*To be done*
Answer with a single number, the count of lines holding the word "diamond".

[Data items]

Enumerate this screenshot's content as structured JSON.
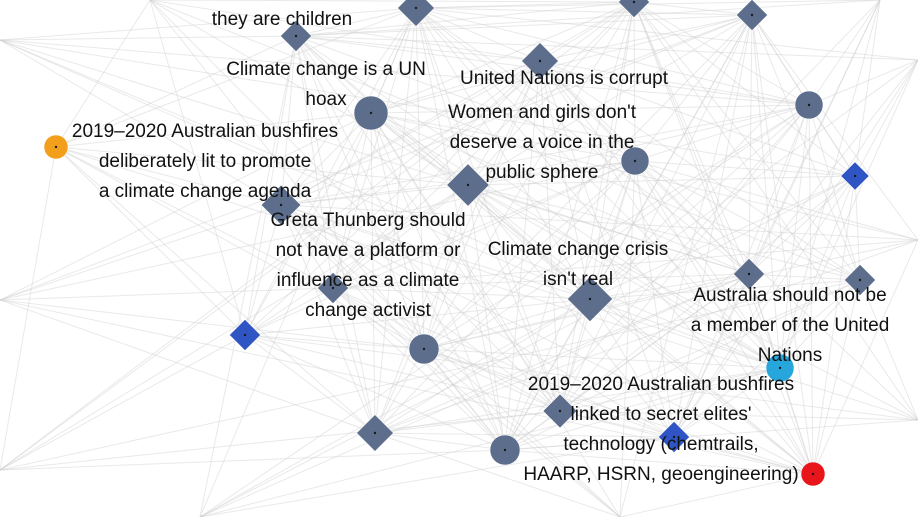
{
  "colors": {
    "background": "#ffffff",
    "edge": "#cfcfcf",
    "slate_node": "#5c6e8c",
    "blue_node": "#2f55c4",
    "orange_node": "#f2a01b",
    "cyan_node": "#27a6dc",
    "red_node": "#e8151b"
  },
  "labels": [
    "they are children",
    "Climate change is a UN\nhoax",
    "United Nations is corrupt",
    "Women and girls don't\ndeserve a voice in the\npublic sphere",
    "2019–2020 Australian bushfires\ndeliberately lit to promote\na climate change agenda",
    "Greta Thunberg should\nnot have a platform or\ninfluence as a climate\nchange activist",
    "Climate change crisis\nisn't real",
    "Australia should not be\na member of the United\nNations",
    "2019–2020 Australian bushfires\nlinked to secret elites'\ntechnology (chemtrails,\nHAARP, HSRN, geoengineering)"
  ],
  "node_types": {
    "slate_diamond": "theme node (diamond)",
    "slate_circle": "theme node (circle)",
    "blue_diamond": "highlighted diamond",
    "orange_circle": "highlighted circle",
    "cyan_circle": "highlighted circle",
    "red_circle": "highlighted circle"
  }
}
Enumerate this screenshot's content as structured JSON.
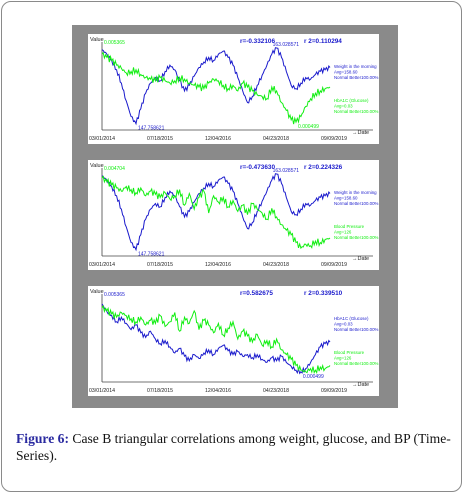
{
  "colors": {
    "series1": "#1a1acc",
    "series2": "#11ee11",
    "panel": "#8a8a8a",
    "caption_accent": "#2a2aa0"
  },
  "figure": {
    "label": "Figure 6:",
    "caption": " Case B triangular correlations among weight, glucose, and BP (Time-Series)."
  },
  "chart_data": [
    {
      "type": "line",
      "ylabel": "Value",
      "xlabel": "Date",
      "x_ticks": [
        "03/01/2014",
        "07/18/2015",
        "12/04/2016",
        "04/23/2018",
        "09/09/2019"
      ],
      "stats": {
        "r": "r=-0.332106",
        "r2": "r 2=0.110294"
      },
      "annotations": [
        {
          "text": "0.005365",
          "series": 2,
          "at": "left-top"
        },
        {
          "text": "163.028571",
          "series": 1,
          "at": "max"
        },
        {
          "text": "147.758621",
          "series": 1,
          "at": "min"
        },
        {
          "text": "0.000499",
          "series": 2,
          "at": "min"
        }
      ],
      "series": [
        {
          "legend": [
            "Weight in the morning",
            "Avg=158.60",
            "Normal Better100.00%"
          ],
          "values": [
            0.98,
            0.92,
            0.84,
            0.72,
            0.55,
            0.32,
            0.12,
            0.03,
            0.22,
            0.42,
            0.55,
            0.62,
            0.58,
            0.7,
            0.78,
            0.72,
            0.58,
            0.45,
            0.52,
            0.64,
            0.75,
            0.82,
            0.88,
            0.84,
            0.92,
            0.96,
            0.88,
            0.78,
            0.62,
            0.45,
            0.3,
            0.38,
            0.52,
            0.65,
            0.78,
            0.92,
            1.0,
            0.88,
            0.7,
            0.52,
            0.48,
            0.55,
            0.62,
            0.6,
            0.66,
            0.7,
            0.72,
            0.75
          ]
        },
        {
          "legend": [
            "HbA1C (Glucose)",
            "Avg=0.03",
            "Normal Better100.00%"
          ],
          "values": [
            0.92,
            0.88,
            0.84,
            0.78,
            0.74,
            0.68,
            0.7,
            0.72,
            0.66,
            0.62,
            0.6,
            0.58,
            0.62,
            0.58,
            0.55,
            0.58,
            0.62,
            0.6,
            0.55,
            0.52,
            0.5,
            0.48,
            0.55,
            0.6,
            0.58,
            0.52,
            0.48,
            0.52,
            0.45,
            0.55,
            0.5,
            0.45,
            0.4,
            0.38,
            0.35,
            0.5,
            0.45,
            0.3,
            0.2,
            0.08,
            0.05,
            0.12,
            0.25,
            0.35,
            0.42,
            0.45,
            0.48,
            0.5
          ]
        }
      ]
    },
    {
      "type": "line",
      "ylabel": "Value",
      "xlabel": "Date",
      "x_ticks": [
        "03/01/2014",
        "07/18/2015",
        "12/04/2016",
        "04/23/2018",
        "09/09/2019"
      ],
      "stats": {
        "r": "r=-0.473630",
        "r2": "r 2=0.224326"
      },
      "annotations": [
        {
          "text": "0.004704",
          "series": 2,
          "at": "left-top"
        },
        {
          "text": "163.028571",
          "series": 1,
          "at": "max"
        },
        {
          "text": "147.758621",
          "series": 1,
          "at": "min"
        }
      ],
      "series": [
        {
          "legend": [
            "Weight in the morning",
            "Avg=158.60",
            "Normal Better100.00%"
          ],
          "values": [
            0.98,
            0.92,
            0.84,
            0.72,
            0.55,
            0.32,
            0.12,
            0.03,
            0.22,
            0.42,
            0.55,
            0.62,
            0.58,
            0.7,
            0.78,
            0.72,
            0.58,
            0.45,
            0.52,
            0.64,
            0.75,
            0.82,
            0.88,
            0.84,
            0.92,
            0.96,
            0.88,
            0.78,
            0.62,
            0.45,
            0.3,
            0.38,
            0.52,
            0.65,
            0.78,
            0.92,
            1.0,
            0.88,
            0.7,
            0.52,
            0.48,
            0.55,
            0.62,
            0.6,
            0.66,
            0.7,
            0.72,
            0.75
          ]
        },
        {
          "legend": [
            "Blood Pressure",
            "Avg=126",
            "Normal Better100.00%"
          ],
          "values": [
            0.95,
            0.9,
            0.86,
            0.82,
            0.78,
            0.84,
            0.8,
            0.76,
            0.82,
            0.72,
            0.78,
            0.74,
            0.7,
            0.76,
            0.68,
            0.72,
            0.8,
            0.6,
            0.75,
            0.55,
            0.7,
            0.78,
            0.5,
            0.72,
            0.64,
            0.7,
            0.58,
            0.66,
            0.52,
            0.6,
            0.48,
            0.62,
            0.55,
            0.5,
            0.42,
            0.56,
            0.45,
            0.35,
            0.28,
            0.22,
            0.12,
            0.05,
            0.1,
            0.08,
            0.14,
            0.12,
            0.16,
            0.18
          ]
        }
      ]
    },
    {
      "type": "line",
      "ylabel": "Value",
      "xlabel": "Date",
      "x_ticks": [
        "03/01/2014",
        "07/18/2015",
        "12/04/2016",
        "04/23/2018",
        "09/09/2019"
      ],
      "stats": {
        "r": "r=0.582675",
        "r2": "r 2=0.339510"
      },
      "annotations": [
        {
          "text": "0.005365",
          "series": 1,
          "at": "left-top"
        },
        {
          "text": "0.000499",
          "series": 1,
          "at": "min"
        }
      ],
      "series": [
        {
          "legend": [
            "HbA1C (Glucose)",
            "Avg=0.03",
            "Normal Better100.00%"
          ],
          "values": [
            0.95,
            0.85,
            0.8,
            0.72,
            0.78,
            0.7,
            0.62,
            0.68,
            0.58,
            0.52,
            0.6,
            0.5,
            0.44,
            0.48,
            0.4,
            0.32,
            0.38,
            0.28,
            0.22,
            0.3,
            0.25,
            0.32,
            0.36,
            0.3,
            0.38,
            0.42,
            0.35,
            0.3,
            0.34,
            0.28,
            0.3,
            0.26,
            0.3,
            0.24,
            0.2,
            0.26,
            0.22,
            0.28,
            0.2,
            0.15,
            0.1,
            0.08,
            0.12,
            0.2,
            0.3,
            0.4,
            0.44,
            0.46
          ]
        },
        {
          "legend": [
            "Blood Pressure",
            "Avg=126",
            "Normal Better100.00%"
          ],
          "values": [
            0.9,
            0.86,
            0.82,
            0.78,
            0.84,
            0.8,
            0.76,
            0.72,
            0.78,
            0.68,
            0.74,
            0.7,
            0.8,
            0.66,
            0.72,
            0.84,
            0.6,
            0.78,
            0.7,
            0.86,
            0.62,
            0.74,
            0.68,
            0.58,
            0.7,
            0.55,
            0.64,
            0.72,
            0.5,
            0.6,
            0.54,
            0.46,
            0.56,
            0.42,
            0.48,
            0.4,
            0.5,
            0.36,
            0.3,
            0.24,
            0.16,
            0.1,
            0.08,
            0.12,
            0.1,
            0.14,
            0.12,
            0.16
          ]
        }
      ]
    }
  ]
}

*Answer to the problem*
2